§ SHORT PROBLEM
Below are entries to be transcribed exactly; exclude the pictures from the copy.

Data entries
"""
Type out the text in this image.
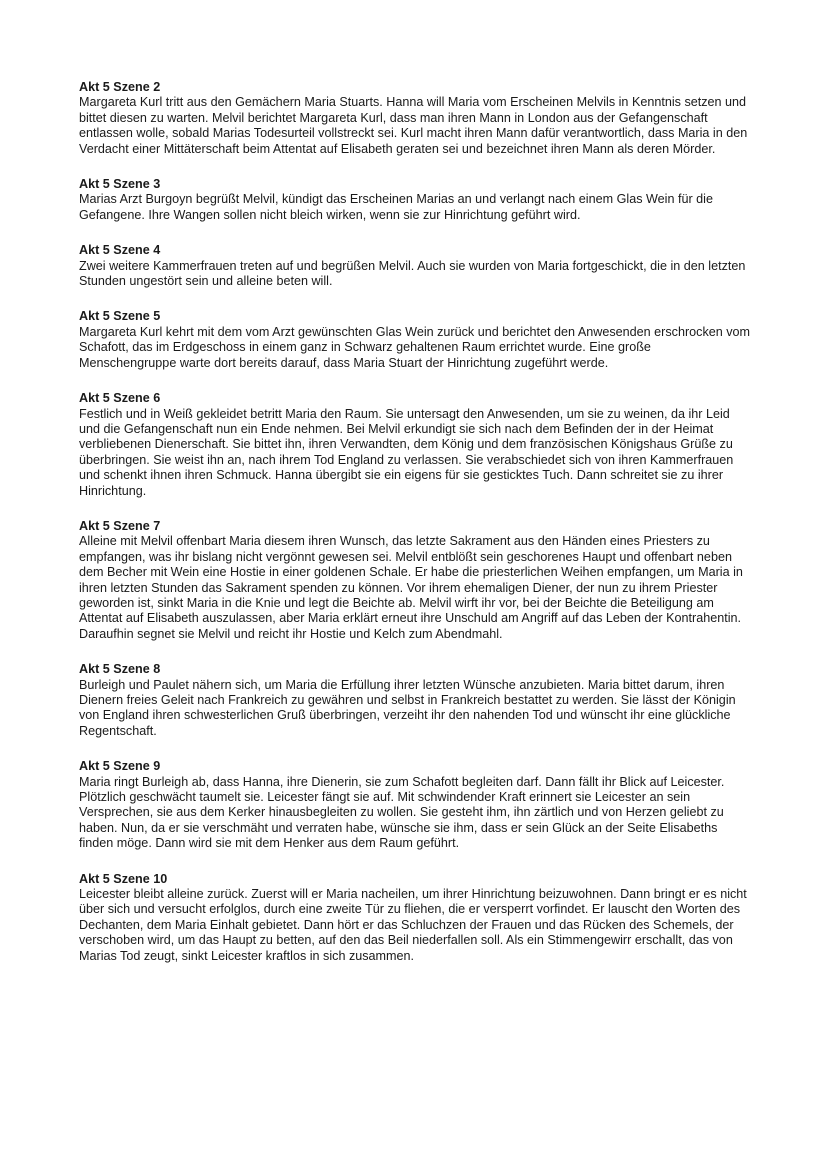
Akt 5 Szene 2

Margareta Kurl tritt aus den Gemächern Maria Stuarts. Hanna will Maria vom Erscheinen Melvils in Kenntnis setzen und bittet diesen zu warten. Melvil berichtet Margareta Kurl, dass man ihren Mann in London aus der Gefangenschaft entlassen wolle, sobald Marias Todesurteil vollstreckt sei. Kurl macht ihren Mann dafür verantwortlich, dass Maria in den Verdacht einer Mittäterschaft beim Attentat auf Elisabeth geraten sei und bezeichnet ihren Mann als deren Mörder.

Akt 5 Szene 3

Marias Arzt Burgoyn begrüßt Melvil, kündigt das Erscheinen Marias an und verlangt nach einem Glas Wein für die Gefangene. Ihre Wangen sollen nicht bleich wirken, wenn sie zur Hinrichtung geführt wird.

Akt 5 Szene 4

Zwei weitere Kammerfrauen treten auf und begrüßen Melvil. Auch sie wurden von Maria fortgeschickt, die in den letzten Stunden ungestört sein und alleine beten will.

Akt 5 Szene 5

Margareta Kurl kehrt mit dem vom Arzt gewünschten Glas Wein zurück und berichtet den Anwesenden erschrocken vom Schafott, das im Erdgeschoss in einem ganz in Schwarz gehaltenen Raum errichtet wurde. Eine große Menschengruppe warte dort bereits darauf, dass Maria Stuart der Hinrichtung zugeführt werde.

Akt 5 Szene 6

Festlich und in Weiß gekleidet betritt Maria den Raum. Sie untersagt den Anwesenden, um sie zu weinen, da ihr Leid und die Gefangenschaft nun ein Ende nehmen. Bei Melvil erkundigt sie sich nach dem Befinden der in der Heimat verbliebenen Dienerschaft. Sie bittet ihn, ihren Verwandten, dem König und dem französischen Königshaus Grüße zu überbringen. Sie weist ihn an, nach ihrem Tod England zu verlassen. Sie verabschiedet sich von ihren Kammerfrauen und schenkt ihnen ihren Schmuck. Hanna übergibt sie ein eigens für sie gesticktes Tuch. Dann schreitet sie zu ihrer Hinrichtung.

Akt 5 Szene 7

Alleine mit Melvil offenbart Maria diesem ihren Wunsch, das letzte Sakrament aus den Händen eines Priesters zu empfangen, was ihr bislang nicht vergönnt gewesen sei. Melvil entblößt sein geschorenes Haupt und offenbart neben dem Becher mit Wein eine Hostie in einer goldenen Schale. Er habe die priesterlichen Weihen empfangen, um Maria in ihren letzten Stunden das Sakrament spenden zu können. Vor ihrem ehemaligen Diener, der nun zu ihrem Priester geworden ist, sinkt Maria in die Knie und legt die Beichte ab. Melvil wirft ihr vor, bei der Beichte die Beteiligung am Attentat auf Elisabeth auszulassen, aber Maria erklärt erneut ihre Unschuld am Angriff auf das Leben der Kontrahentin. Daraufhin segnet sie Melvil und reicht ihr Hostie und Kelch zum Abendmahl.

Akt 5 Szene 8

Burleigh und Paulet nähern sich, um Maria die Erfüllung ihrer letzten Wünsche anzubieten. Maria bittet darum, ihren Dienern freies Geleit nach Frankreich zu gewähren und selbst in Frankreich bestattet zu werden. Sie lässt der Königin von England ihren schwesterlichen Gruß überbringen, verzeiht ihr den nahenden Tod und wünscht ihr eine glückliche Regentschaft.

Akt 5 Szene 9

Maria ringt Burleigh ab, dass Hanna, ihre Dienerin, sie zum Schafott begleiten darf. Dann fällt ihr Blick auf Leicester. Plötzlich geschwächt taumelt sie. Leicester fängt sie auf. Mit schwindender Kraft erinnert sie Leicester an sein Versprechen, sie aus dem Kerker hinausbegleiten zu wollen. Sie gesteht ihm, ihn zärtlich und von Herzen geliebt zu haben. Nun, da er sie verschmäht und verraten habe, wünsche sie ihm, dass er sein Glück an der Seite Elisabeths finden möge. Dann wird sie mit dem Henker aus dem Raum geführt.

Akt 5 Szene 10

Leicester bleibt alleine zurück. Zuerst will er Maria nacheilen, um ihrer Hinrichtung beizuwohnen. Dann bringt er es nicht über sich und versucht erfolglos, durch eine zweite Tür zu fliehen, die er versperrt vorfindet. Er lauscht den Worten des Dechanten, dem Maria Einhalt gebietet. Dann hört er das Schluchzen der Frauen und das Rücken des Schemels, der verschoben wird, um das Haupt zu betten, auf den das Beil niederfallen soll. Als ein Stimmengewirr erschallt, das von Marias Tod zeugt, sinkt Leicester kraftlos in sich zusammen.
"""
§ THE OUTPUT
Type out the text in this image.
Akt 5 Szene 2

Margareta Kurl tritt aus den Gemächern Maria Stuarts. Hanna will Maria vom Erscheinen Melvils in Kenntnis setzen und bittet diesen zu warten. Melvil berichtet Margareta Kurl, dass man ihren Mann in London aus der Gefangenschaft entlassen wolle, sobald Marias Todesurteil vollstreckt sei. Kurl macht ihren Mann dafür verantwortlich, dass Maria in den Verdacht einer Mittäterschaft beim Attentat auf Elisabeth geraten sei und bezeichnet ihren Mann als deren Mörder.

Akt 5 Szene 3

Marias Arzt Burgoyn begrüßt Melvil, kündigt das Erscheinen Marias an und verlangt nach einem Glas Wein für die Gefangene. Ihre Wangen sollen nicht bleich wirken, wenn sie zur Hinrichtung geführt wird.

Akt 5 Szene 4

Zwei weitere Kammerfrauen treten auf und begrüßen Melvil. Auch sie wurden von Maria fortgeschickt, die in den letzten Stunden ungestört sein und alleine beten will.

Akt 5 Szene 5

Margareta Kurl kehrt mit dem vom Arzt gewünschten Glas Wein zurück und berichtet den Anwesenden erschrocken vom Schafott, das im Erdgeschoss in einem ganz in Schwarz gehaltenen Raum errichtet wurde. Eine große Menschengruppe warte dort bereits darauf, dass Maria Stuart der Hinrichtung zugeführt werde.

Akt 5 Szene 6

Festlich und in Weiß gekleidet betritt Maria den Raum. Sie untersagt den Anwesenden, um sie zu weinen, da ihr Leid und die Gefangenschaft nun ein Ende nehmen. Bei Melvil erkundigt sie sich nach dem Befinden der in der Heimat verbliebenen Dienerschaft. Sie bittet ihn, ihren Verwandten, dem König und dem französischen Königshaus Grüße zu überbringen. Sie weist ihn an, nach ihrem Tod England zu verlassen. Sie verabschiedet sich von ihren Kammerfrauen und schenkt ihnen ihren Schmuck. Hanna übergibt sie ein eigens für sie gesticktes Tuch. Dann schreitet sie zu ihrer Hinrichtung.

Akt 5 Szene 7

Alleine mit Melvil offenbart Maria diesem ihren Wunsch, das letzte Sakrament aus den Händen eines Priesters zu empfangen, was ihr bislang nicht vergönnt gewesen sei. Melvil entblößt sein geschorenes Haupt und offenbart neben dem Becher mit Wein eine Hostie in einer goldenen Schale. Er habe die priesterlichen Weihen empfangen, um Maria in ihren letzten Stunden das Sakrament spenden zu können. Vor ihrem ehemaligen Diener, der nun zu ihrem Priester geworden ist, sinkt Maria in die Knie und legt die Beichte ab. Melvil wirft ihr vor, bei der Beichte die Beteiligung am Attentat auf Elisabeth auszulassen, aber Maria erklärt erneut ihre Unschuld am Angriff auf das Leben der Kontrahentin. Daraufhin segnet sie Melvil und reicht ihr Hostie und Kelch zum Abendmahl.

Akt 5 Szene 8

Burleigh und Paulet nähern sich, um Maria die Erfüllung ihrer letzten Wünsche anzubieten. Maria bittet darum, ihren Dienern freies Geleit nach Frankreich zu gewähren und selbst in Frankreich bestattet zu werden. Sie lässt der Königin von England ihren schwesterlichen Gruß überbringen, verzeiht ihr den nahenden Tod und wünscht ihr eine glückliche Regentschaft.

Akt 5 Szene 9

Maria ringt Burleigh ab, dass Hanna, ihre Dienerin, sie zum Schafott begleiten darf. Dann fällt ihr Blick auf Leicester. Plötzlich geschwächt taumelt sie. Leicester fängt sie auf. Mit schwindender Kraft erinnert sie Leicester an sein Versprechen, sie aus dem Kerker hinausbegleiten zu wollen. Sie gesteht ihm, ihn zärtlich und von Herzen geliebt zu haben. Nun, da er sie verschmäht und verraten habe, wünsche sie ihm, dass er sein Glück an der Seite Elisabeths finden möge. Dann wird sie mit dem Henker aus dem Raum geführt.

Akt 5 Szene 10

Leicester bleibt alleine zurück. Zuerst will er Maria nacheilen, um ihrer Hinrichtung beizuwohnen. Dann bringt er es nicht über sich und versucht erfolglos, durch eine zweite Tür zu fliehen, die er versperrt vorfindet. Er lauscht den Worten des Dechanten, dem Maria Einhalt gebietet. Dann hört er das Schluchzen der Frauen und das Rücken des Schemels, der verschoben wird, um das Haupt zu betten, auf den das Beil niederfallen soll. Als ein Stimmengewirr erschallt, das von Marias Tod zeugt, sinkt Leicester kraftlos in sich zusammen.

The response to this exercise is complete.